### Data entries
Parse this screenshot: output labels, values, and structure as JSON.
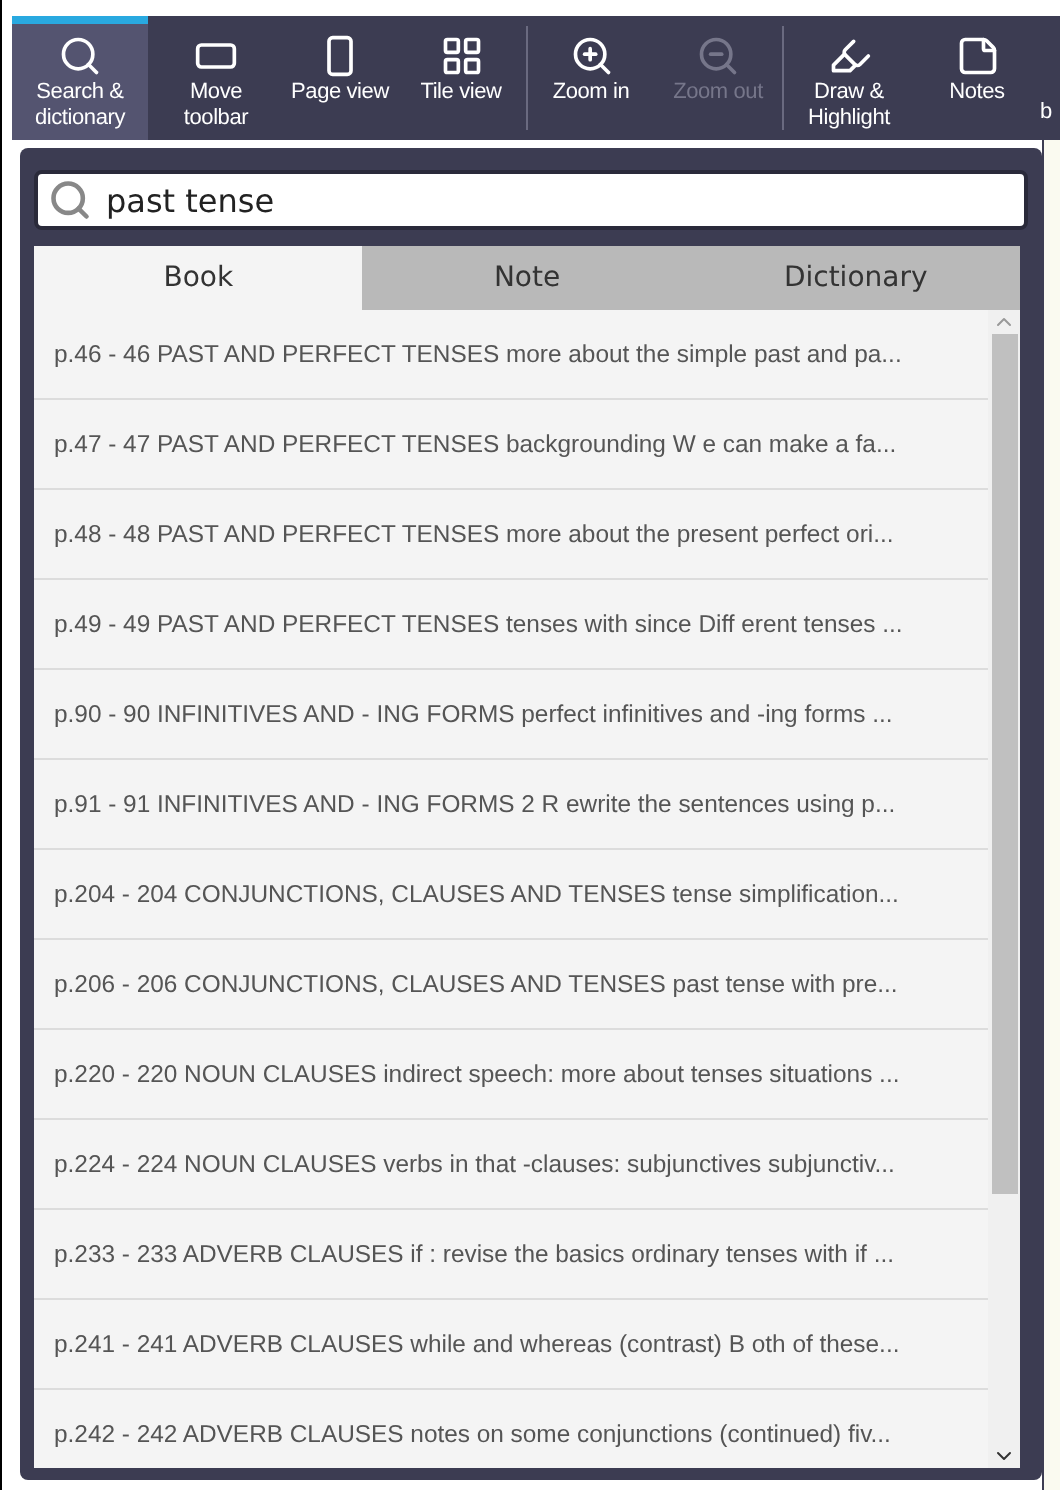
{
  "toolbar": {
    "groups": [
      {
        "items": [
          {
            "label": "Search &\ndictionary",
            "selected": true,
            "disabled": false
          },
          {
            "label": "Move\ntoolbar",
            "selected": false,
            "disabled": false
          },
          {
            "label": "Page view",
            "selected": false,
            "disabled": false
          },
          {
            "label": "Tile view",
            "selected": false,
            "disabled": false
          }
        ]
      },
      {
        "items": [
          {
            "label": "Zoom in",
            "selected": false,
            "disabled": false
          },
          {
            "label": "Zoom out",
            "selected": false,
            "disabled": true
          }
        ]
      },
      {
        "items": [
          {
            "label": "Draw &\nHighlight",
            "selected": false,
            "disabled": false
          },
          {
            "label": "Notes",
            "selected": false,
            "disabled": false
          },
          {
            "label": "b",
            "selected": false,
            "disabled": false
          }
        ]
      }
    ]
  },
  "search": {
    "value": "past tense"
  },
  "tabs": [
    {
      "label": "Book",
      "selected": true
    },
    {
      "label": "Note",
      "selected": false
    },
    {
      "label": "Dictionary",
      "selected": false
    }
  ],
  "results": [
    "p.46 - 46 PAST AND PERFECT TENSES more about the simple past and pa...",
    "p.47 - 47 PAST AND PERFECT TENSES backgrounding W e can make a fa...",
    "p.48 - 48 PAST AND PERFECT TENSES more about the present perfect ori...",
    "p.49 - 49 PAST AND PERFECT TENSES tenses with since Diff erent tenses ...",
    "p.90 - 90 INFINITIVES AND - ING FORMS perfect infinitives and -ing forms ...",
    "p.91 - 91 INFINITIVES AND - ING FORMS 2 R ewrite the sentences using p...",
    "p.204 - 204 CONJUNCTIONS, CLAUSES AND TENSES tense simplification...",
    "p.206 - 206 CONJUNCTIONS, CLAUSES AND TENSES past tense with pre...",
    "p.220 - 220 NOUN CLAUSES indirect speech: more about tenses situations ...",
    "p.224 - 224 NOUN CLAUSES verbs in that -clauses: subjunctives subjunctiv...",
    "p.233 - 233 ADVERB CLAUSES if : revise the basics ordinary tenses with if ...",
    "p.241 - 241 ADVERB CLAUSES while and whereas (contrast) B oth of these...",
    "p.242 - 242 ADVERB CLAUSES notes on some conjunctions (continued) fiv..."
  ]
}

### YOUR TASK
Return each line in the records that holds the string "more".

### SOLUTION TO THE PROBLEM
    "p.46 - 46 PAST AND PERFECT TENSES more about the simple past and pa...",
    "p.48 - 48 PAST AND PERFECT TENSES more about the present perfect ori...",
    "p.220 - 220 NOUN CLAUSES indirect speech: more about tenses situations ...",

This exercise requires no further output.